* _Exercise_:
Using the listing below, extract each line that has the word "поставщики" in it.

* _Recorded data_:
:::::
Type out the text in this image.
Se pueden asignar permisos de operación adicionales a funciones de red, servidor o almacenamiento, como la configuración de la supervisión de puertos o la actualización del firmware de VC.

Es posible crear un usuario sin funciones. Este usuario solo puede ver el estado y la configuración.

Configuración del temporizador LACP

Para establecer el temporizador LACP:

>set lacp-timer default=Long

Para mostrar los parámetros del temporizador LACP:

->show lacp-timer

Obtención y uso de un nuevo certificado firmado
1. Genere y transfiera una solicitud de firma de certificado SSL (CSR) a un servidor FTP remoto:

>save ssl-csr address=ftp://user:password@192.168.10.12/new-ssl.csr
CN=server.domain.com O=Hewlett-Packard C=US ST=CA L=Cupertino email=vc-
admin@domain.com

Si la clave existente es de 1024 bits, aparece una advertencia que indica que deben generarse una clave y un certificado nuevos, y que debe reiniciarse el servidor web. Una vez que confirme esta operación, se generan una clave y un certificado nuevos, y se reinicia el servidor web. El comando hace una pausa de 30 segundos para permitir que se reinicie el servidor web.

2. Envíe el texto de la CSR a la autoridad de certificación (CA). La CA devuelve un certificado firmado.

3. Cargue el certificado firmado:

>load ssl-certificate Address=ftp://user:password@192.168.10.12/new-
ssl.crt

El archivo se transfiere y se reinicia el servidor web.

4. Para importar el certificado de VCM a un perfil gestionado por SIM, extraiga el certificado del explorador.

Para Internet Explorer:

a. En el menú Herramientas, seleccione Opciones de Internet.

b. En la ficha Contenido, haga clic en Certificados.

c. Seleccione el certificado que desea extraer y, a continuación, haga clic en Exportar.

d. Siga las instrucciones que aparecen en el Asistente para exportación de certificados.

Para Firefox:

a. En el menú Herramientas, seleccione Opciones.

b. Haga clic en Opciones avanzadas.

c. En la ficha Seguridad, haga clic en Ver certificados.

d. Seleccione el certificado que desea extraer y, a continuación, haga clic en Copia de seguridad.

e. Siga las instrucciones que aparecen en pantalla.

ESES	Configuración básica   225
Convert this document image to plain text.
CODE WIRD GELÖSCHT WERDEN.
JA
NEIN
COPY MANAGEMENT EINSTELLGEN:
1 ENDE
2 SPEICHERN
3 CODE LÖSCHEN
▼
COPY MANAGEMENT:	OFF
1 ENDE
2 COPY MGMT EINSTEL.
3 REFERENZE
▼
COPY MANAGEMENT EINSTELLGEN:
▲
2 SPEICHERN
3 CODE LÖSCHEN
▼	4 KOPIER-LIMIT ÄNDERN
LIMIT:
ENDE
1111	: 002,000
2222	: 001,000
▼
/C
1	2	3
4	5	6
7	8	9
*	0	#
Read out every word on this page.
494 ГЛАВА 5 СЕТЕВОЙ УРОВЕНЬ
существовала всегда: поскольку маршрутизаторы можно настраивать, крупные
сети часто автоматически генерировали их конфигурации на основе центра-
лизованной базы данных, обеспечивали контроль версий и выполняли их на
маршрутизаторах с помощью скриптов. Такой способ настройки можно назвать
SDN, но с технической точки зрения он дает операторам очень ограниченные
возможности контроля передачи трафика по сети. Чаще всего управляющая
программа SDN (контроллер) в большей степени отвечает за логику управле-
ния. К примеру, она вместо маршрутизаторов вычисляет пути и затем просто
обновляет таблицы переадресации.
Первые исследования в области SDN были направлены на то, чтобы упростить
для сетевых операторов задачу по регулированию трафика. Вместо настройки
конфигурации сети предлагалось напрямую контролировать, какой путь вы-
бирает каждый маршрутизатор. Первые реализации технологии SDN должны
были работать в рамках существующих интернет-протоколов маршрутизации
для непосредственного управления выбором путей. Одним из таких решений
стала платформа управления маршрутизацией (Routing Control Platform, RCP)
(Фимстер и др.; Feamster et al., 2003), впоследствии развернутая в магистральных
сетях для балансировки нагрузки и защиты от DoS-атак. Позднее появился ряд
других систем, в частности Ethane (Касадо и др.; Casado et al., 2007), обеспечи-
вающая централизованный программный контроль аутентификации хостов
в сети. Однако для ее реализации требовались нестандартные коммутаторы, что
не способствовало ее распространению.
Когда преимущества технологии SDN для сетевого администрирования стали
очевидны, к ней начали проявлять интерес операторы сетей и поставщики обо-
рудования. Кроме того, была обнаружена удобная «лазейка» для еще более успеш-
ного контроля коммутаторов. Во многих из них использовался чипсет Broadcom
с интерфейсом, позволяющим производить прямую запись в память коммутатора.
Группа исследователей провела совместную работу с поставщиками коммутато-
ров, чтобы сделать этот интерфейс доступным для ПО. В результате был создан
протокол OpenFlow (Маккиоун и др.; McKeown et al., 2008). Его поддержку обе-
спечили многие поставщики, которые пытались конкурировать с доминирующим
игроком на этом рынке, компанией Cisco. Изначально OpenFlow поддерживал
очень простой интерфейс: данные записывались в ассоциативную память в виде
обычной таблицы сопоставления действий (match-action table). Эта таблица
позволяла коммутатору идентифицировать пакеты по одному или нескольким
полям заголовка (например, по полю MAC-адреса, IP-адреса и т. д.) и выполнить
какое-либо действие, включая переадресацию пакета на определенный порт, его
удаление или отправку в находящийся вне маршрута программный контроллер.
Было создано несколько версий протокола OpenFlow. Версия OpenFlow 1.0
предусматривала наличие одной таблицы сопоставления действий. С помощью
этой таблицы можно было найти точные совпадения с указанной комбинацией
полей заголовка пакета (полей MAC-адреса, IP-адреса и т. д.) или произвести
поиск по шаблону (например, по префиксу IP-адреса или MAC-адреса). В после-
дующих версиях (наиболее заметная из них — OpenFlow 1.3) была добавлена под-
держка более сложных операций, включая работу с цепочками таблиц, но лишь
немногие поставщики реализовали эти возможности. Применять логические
:::::
* _The response_:
очевидны, к ней начали проявлять интерес операторы сетей и поставщики обо-
спечили многие поставщики, которые пытались конкурировать с доминирующим
немногие поставщики реализовали эти возможности. Применять логические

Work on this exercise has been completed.